**Your objective**
Below is the data. Give it again, complete and exact.

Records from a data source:
● ● ● ● ●

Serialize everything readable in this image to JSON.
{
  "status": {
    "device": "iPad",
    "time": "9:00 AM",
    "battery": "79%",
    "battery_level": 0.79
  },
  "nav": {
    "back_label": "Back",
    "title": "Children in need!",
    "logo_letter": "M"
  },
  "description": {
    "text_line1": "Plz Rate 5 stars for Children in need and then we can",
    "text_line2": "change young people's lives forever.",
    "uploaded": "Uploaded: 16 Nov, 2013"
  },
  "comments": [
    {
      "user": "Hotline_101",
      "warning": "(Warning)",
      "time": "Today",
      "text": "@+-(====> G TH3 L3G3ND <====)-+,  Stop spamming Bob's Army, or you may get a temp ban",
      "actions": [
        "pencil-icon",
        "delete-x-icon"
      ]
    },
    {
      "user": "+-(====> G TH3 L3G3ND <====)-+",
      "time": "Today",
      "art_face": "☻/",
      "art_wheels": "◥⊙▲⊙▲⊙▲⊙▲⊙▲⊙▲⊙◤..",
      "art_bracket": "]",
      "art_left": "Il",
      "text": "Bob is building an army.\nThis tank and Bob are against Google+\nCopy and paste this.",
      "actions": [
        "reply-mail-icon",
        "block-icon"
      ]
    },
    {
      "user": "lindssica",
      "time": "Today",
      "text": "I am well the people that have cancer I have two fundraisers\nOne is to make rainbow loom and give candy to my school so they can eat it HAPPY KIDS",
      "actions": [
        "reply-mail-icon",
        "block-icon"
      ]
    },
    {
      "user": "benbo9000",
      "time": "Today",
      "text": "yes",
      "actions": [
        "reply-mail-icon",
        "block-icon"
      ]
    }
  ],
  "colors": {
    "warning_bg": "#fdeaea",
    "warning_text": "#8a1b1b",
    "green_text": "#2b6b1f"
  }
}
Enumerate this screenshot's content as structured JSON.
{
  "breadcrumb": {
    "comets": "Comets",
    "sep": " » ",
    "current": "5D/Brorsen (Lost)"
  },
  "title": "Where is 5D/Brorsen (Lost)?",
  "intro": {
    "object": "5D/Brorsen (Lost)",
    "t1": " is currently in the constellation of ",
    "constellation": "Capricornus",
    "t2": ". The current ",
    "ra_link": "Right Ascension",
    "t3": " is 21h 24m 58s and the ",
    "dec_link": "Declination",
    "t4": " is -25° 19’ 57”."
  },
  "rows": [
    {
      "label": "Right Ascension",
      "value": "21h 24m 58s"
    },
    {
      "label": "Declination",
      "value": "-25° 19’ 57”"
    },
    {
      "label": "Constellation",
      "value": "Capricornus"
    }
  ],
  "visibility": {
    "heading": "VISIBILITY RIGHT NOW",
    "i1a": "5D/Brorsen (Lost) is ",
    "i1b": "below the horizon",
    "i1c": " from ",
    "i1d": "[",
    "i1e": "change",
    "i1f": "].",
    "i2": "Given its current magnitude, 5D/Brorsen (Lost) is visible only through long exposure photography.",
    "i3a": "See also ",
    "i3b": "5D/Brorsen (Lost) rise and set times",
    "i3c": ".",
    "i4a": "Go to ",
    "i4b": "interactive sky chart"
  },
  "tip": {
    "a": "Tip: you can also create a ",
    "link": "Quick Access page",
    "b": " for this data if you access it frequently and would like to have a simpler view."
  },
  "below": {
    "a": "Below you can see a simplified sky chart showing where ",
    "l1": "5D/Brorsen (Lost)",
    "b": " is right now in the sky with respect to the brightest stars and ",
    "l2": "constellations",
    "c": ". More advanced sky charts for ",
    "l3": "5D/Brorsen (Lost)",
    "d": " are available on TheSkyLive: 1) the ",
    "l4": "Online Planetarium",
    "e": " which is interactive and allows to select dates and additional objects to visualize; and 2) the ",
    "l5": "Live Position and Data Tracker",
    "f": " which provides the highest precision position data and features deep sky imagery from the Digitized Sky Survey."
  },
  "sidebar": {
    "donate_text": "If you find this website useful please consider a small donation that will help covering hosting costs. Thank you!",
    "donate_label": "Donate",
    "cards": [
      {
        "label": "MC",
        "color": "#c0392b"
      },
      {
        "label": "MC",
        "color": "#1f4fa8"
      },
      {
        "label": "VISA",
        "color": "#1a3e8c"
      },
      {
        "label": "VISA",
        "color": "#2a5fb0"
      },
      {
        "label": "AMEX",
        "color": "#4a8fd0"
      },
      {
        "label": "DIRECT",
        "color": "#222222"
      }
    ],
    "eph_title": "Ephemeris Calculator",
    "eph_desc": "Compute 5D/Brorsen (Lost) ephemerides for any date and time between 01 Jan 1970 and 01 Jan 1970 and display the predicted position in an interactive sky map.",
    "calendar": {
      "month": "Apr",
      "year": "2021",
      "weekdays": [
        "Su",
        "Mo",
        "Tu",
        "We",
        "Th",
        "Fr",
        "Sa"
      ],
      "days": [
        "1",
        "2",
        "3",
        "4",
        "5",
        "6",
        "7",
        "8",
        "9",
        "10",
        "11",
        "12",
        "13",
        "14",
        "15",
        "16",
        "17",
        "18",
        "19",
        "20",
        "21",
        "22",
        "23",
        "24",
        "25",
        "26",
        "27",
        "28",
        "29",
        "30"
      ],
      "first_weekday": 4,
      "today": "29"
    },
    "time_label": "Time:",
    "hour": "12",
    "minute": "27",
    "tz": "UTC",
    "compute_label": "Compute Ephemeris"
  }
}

● ● ● ● ●

**Exercise result**
Serialize everything readable in this image to JSON.
{
  "status": {
    "device": "iPad",
    "time": "9:00 AM",
    "battery": "79%",
    "battery_level": 0.79
  },
  "nav": {
    "back_label": "Back",
    "title": "Children in need!",
    "logo_letter": "M"
  },
  "description": {
    "text_line1": "Plz Rate 5 stars for Children in need and then we can",
    "text_line2": "change young people's lives forever.",
    "uploaded": "Uploaded: 16 Nov, 2013"
  },
  "comments": [
    {
      "user": "Hotline_101",
      "warning": "(Warning)",
      "time": "Today",
      "text": "@+-(====> G TH3 L3G3ND <====)-+,  Stop spamming Bob's Army, or you may get a temp ban",
      "actions": [
        "pencil-icon",
        "delete-x-icon"
      ]
    },
    {
      "user": "+-(====> G TH3 L3G3ND <====)-+",
      "time": "Today",
      "art_face": "☻/",
      "art_wheels": "◥⊙▲⊙▲⊙▲⊙▲⊙▲⊙▲⊙◤..",
      "art_bracket": "]",
      "art_left": "Il",
      "text": "Bob is building an army.\nThis tank and Bob are against Google+\nCopy and paste this.",
      "actions": [
        "reply-mail-icon",
        "block-icon"
      ]
    },
    {
      "user": "lindssica",
      "time": "Today",
      "text": "I am well the people that have cancer I have two fundraisers\nOne is to make rainbow loom and give candy to my school so they can eat it HAPPY KIDS",
      "actions": [
        "reply-mail-icon",
        "block-icon"
      ]
    },
    {
      "user": "benbo9000",
      "time": "Today",
      "text": "yes",
      "actions": [
        "reply-mail-icon",
        "block-icon"
      ]
    }
  ],
  "colors": {
    "warning_bg": "#fdeaea",
    "warning_text": "#8a1b1b",
    "green_text": "#2b6b1f"
  }
}
Enumerate this screenshot's content as structured JSON.
{
  "breadcrumb": {
    "comets": "Comets",
    "sep": " » ",
    "current": "5D/Brorsen (Lost)"
  },
  "title": "Where is 5D/Brorsen (Lost)?",
  "intro": {
    "object": "5D/Brorsen (Lost)",
    "t1": " is currently in the constellation of ",
    "constellation": "Capricornus",
    "t2": ". The current ",
    "ra_link": "Right Ascension",
    "t3": " is 21h 24m 58s and the ",
    "dec_link": "Declination",
    "t4": " is -25° 19’ 57”."
  },
  "rows": [
    {
      "label": "Right Ascension",
      "value": "21h 24m 58s"
    },
    {
      "label": "Declination",
      "value": "-25° 19’ 57”"
    },
    {
      "label": "Constellation",
      "value": "Capricornus"
    }
  ],
  "visibility": {
    "heading": "VISIBILITY RIGHT NOW",
    "i1a": "5D/Brorsen (Lost) is ",
    "i1b": "below the horizon",
    "i1c": " from ",
    "i1d": "[",
    "i1e": "change",
    "i1f": "].",
    "i2": "Given its current magnitude, 5D/Brorsen (Lost) is visible only through long exposure photography.",
    "i3a": "See also ",
    "i3b": "5D/Brorsen (Lost) rise and set times",
    "i3c": ".",
    "i4a": "Go to ",
    "i4b": "interactive sky chart"
  },
  "tip": {
    "a": "Tip: you can also create a ",
    "link": "Quick Access page",
    "b": " for this data if you access it frequently and would like to have a simpler view."
  },
  "below": {
    "a": "Below you can see a simplified sky chart showing where ",
    "l1": "5D/Brorsen (Lost)",
    "b": " is right now in the sky with respect to the brightest stars and ",
    "l2": "constellations",
    "c": ". More advanced sky charts for ",
    "l3": "5D/Brorsen (Lost)",
    "d": " are available on TheSkyLive: 1) the ",
    "l4": "Online Planetarium",
    "e": " which is interactive and allows to select dates and additional objects to visualize; and 2) the ",
    "l5": "Live Position and Data Tracker",
    "f": " which provides the highest precision position data and features deep sky imagery from the Digitized Sky Survey."
  },
  "sidebar": {
    "donate_text": "If you find this website useful please consider a small donation that will help covering hosting costs. Thank you!",
    "donate_label": "Donate",
    "cards": [
      {
        "label": "MC",
        "color": "#c0392b"
      },
      {
        "label": "MC",
        "color": "#1f4fa8"
      },
      {
        "label": "VISA",
        "color": "#1a3e8c"
      },
      {
        "label": "VISA",
        "color": "#2a5fb0"
      },
      {
        "label": "AMEX",
        "color": "#4a8fd0"
      },
      {
        "label": "DIRECT",
        "color": "#222222"
      }
    ],
    "eph_title": "Ephemeris Calculator",
    "eph_desc": "Compute 5D/Brorsen (Lost) ephemerides for any date and time between 01 Jan 1970 and 01 Jan 1970 and display the predicted position in an interactive sky map.",
    "calendar": {
      "month": "Apr",
      "year": "2021",
      "weekdays": [
        "Su",
        "Mo",
        "Tu",
        "We",
        "Th",
        "Fr",
        "Sa"
      ],
      "days": [
        "1",
        "2",
        "3",
        "4",
        "5",
        "6",
        "7",
        "8",
        "9",
        "10",
        "11",
        "12",
        "13",
        "14",
        "15",
        "16",
        "17",
        "18",
        "19",
        "20",
        "21",
        "22",
        "23",
        "24",
        "25",
        "26",
        "27",
        "28",
        "29",
        "30"
      ],
      "first_weekday": 4,
      "today": "29"
    },
    "time_label": "Time:",
    "hour": "12",
    "minute": "27",
    "tz": "UTC",
    "compute_label": "Compute Ephemeris"
  }
}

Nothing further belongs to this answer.